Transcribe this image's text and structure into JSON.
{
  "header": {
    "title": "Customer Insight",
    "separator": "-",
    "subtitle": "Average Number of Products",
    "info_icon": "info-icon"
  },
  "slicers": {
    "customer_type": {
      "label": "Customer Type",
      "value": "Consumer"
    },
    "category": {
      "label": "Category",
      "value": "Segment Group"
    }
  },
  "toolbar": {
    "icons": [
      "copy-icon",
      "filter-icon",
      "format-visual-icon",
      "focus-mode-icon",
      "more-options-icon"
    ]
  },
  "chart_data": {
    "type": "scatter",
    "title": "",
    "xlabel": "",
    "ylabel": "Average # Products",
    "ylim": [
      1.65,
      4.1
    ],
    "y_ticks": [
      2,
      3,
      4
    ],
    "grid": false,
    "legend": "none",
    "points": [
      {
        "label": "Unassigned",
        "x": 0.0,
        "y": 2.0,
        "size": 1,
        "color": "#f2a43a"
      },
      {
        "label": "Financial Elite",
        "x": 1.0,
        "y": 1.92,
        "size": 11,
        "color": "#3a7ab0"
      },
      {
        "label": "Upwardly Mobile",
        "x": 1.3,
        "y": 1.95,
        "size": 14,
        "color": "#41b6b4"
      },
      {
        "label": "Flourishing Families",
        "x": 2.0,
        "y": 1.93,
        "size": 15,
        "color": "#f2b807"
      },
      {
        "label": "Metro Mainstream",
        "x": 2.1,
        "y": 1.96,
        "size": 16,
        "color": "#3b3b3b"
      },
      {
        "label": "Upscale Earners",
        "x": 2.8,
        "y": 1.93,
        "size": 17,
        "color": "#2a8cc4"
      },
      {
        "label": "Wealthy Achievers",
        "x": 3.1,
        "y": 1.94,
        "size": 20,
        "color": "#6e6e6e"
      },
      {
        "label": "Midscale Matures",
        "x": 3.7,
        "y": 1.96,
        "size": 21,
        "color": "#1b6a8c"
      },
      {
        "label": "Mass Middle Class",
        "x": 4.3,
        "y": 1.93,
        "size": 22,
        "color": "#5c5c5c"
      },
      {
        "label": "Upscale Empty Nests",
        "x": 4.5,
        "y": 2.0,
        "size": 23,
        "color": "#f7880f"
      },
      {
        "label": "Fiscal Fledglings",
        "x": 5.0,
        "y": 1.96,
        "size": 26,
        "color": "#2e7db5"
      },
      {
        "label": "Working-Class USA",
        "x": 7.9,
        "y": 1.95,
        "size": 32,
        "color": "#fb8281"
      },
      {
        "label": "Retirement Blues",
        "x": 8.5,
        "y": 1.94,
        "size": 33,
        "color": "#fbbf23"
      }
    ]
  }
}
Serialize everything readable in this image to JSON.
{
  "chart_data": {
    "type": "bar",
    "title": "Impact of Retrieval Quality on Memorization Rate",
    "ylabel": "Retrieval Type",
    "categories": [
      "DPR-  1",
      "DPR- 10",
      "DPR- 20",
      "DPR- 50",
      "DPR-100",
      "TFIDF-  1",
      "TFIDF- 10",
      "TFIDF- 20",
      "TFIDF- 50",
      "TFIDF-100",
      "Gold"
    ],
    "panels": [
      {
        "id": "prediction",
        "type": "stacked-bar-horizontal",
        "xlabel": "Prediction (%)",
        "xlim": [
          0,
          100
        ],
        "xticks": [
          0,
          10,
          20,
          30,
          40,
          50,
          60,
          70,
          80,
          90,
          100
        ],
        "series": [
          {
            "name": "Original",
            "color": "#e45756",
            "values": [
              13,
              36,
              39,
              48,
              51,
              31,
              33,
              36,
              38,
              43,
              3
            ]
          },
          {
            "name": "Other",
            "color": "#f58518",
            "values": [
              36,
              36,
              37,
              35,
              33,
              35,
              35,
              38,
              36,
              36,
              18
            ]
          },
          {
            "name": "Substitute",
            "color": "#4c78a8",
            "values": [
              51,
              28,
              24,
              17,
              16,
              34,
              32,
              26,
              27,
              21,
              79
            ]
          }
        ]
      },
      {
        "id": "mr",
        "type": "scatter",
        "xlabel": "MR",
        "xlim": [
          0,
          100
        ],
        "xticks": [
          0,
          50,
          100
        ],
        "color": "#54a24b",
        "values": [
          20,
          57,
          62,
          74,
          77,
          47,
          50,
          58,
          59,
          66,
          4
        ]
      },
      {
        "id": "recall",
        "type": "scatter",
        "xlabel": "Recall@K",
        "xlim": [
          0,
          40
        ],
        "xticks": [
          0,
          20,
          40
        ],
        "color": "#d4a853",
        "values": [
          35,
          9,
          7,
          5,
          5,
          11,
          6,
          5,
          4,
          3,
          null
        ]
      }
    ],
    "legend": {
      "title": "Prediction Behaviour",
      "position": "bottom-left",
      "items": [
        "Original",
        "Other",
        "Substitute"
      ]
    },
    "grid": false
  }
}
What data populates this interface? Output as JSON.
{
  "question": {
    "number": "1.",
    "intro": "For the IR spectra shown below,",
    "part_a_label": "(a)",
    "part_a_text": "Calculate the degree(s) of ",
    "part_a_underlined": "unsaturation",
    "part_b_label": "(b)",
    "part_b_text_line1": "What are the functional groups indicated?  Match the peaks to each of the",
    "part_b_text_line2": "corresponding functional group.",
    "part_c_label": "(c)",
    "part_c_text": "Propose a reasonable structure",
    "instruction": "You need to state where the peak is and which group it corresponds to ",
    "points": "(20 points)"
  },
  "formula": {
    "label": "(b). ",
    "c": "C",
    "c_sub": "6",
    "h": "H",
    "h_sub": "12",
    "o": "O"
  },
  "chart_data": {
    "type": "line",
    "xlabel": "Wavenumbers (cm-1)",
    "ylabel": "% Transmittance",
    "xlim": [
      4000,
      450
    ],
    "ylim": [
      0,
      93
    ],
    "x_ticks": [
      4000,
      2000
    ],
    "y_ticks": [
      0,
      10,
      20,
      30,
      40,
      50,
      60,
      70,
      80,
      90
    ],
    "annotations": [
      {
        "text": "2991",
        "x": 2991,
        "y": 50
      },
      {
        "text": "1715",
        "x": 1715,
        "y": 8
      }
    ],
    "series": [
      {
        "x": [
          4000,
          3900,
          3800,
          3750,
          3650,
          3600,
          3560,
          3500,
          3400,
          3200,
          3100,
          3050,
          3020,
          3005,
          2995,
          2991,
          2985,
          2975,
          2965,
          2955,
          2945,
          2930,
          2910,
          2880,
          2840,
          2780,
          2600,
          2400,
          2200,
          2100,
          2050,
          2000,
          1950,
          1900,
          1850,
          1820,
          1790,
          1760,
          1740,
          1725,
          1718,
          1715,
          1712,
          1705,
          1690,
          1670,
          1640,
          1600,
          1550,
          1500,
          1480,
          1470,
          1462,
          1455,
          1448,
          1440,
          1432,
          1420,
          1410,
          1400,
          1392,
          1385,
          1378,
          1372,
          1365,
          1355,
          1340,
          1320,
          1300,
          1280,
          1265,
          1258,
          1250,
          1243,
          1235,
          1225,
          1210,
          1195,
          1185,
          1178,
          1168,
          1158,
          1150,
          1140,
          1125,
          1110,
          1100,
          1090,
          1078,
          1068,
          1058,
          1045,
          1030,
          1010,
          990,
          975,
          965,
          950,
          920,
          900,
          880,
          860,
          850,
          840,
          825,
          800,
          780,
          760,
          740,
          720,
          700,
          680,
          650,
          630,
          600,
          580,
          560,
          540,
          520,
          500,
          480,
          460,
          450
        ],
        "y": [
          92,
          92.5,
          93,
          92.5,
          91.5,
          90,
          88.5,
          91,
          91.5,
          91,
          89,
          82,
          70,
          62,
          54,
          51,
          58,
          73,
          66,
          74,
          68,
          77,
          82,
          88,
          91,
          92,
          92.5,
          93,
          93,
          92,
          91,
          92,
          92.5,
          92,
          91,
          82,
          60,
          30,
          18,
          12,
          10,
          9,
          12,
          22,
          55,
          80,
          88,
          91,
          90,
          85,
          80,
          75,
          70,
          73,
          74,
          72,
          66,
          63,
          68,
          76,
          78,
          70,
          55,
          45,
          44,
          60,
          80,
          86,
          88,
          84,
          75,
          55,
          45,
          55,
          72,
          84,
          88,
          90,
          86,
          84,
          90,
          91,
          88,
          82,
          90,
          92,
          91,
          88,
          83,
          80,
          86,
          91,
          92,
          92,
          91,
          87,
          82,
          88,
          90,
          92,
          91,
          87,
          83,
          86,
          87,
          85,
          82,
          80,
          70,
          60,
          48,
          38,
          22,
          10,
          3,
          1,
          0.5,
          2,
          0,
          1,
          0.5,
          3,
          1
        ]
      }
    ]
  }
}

☆ ☆ ☆ ☆ ☆ ☆ ☆

Return every line of the preceding records in which the word "Upscale" appears.

**Task result:**
        "label": "Upscale Earners",
        "label": "Upscale Empty Nests",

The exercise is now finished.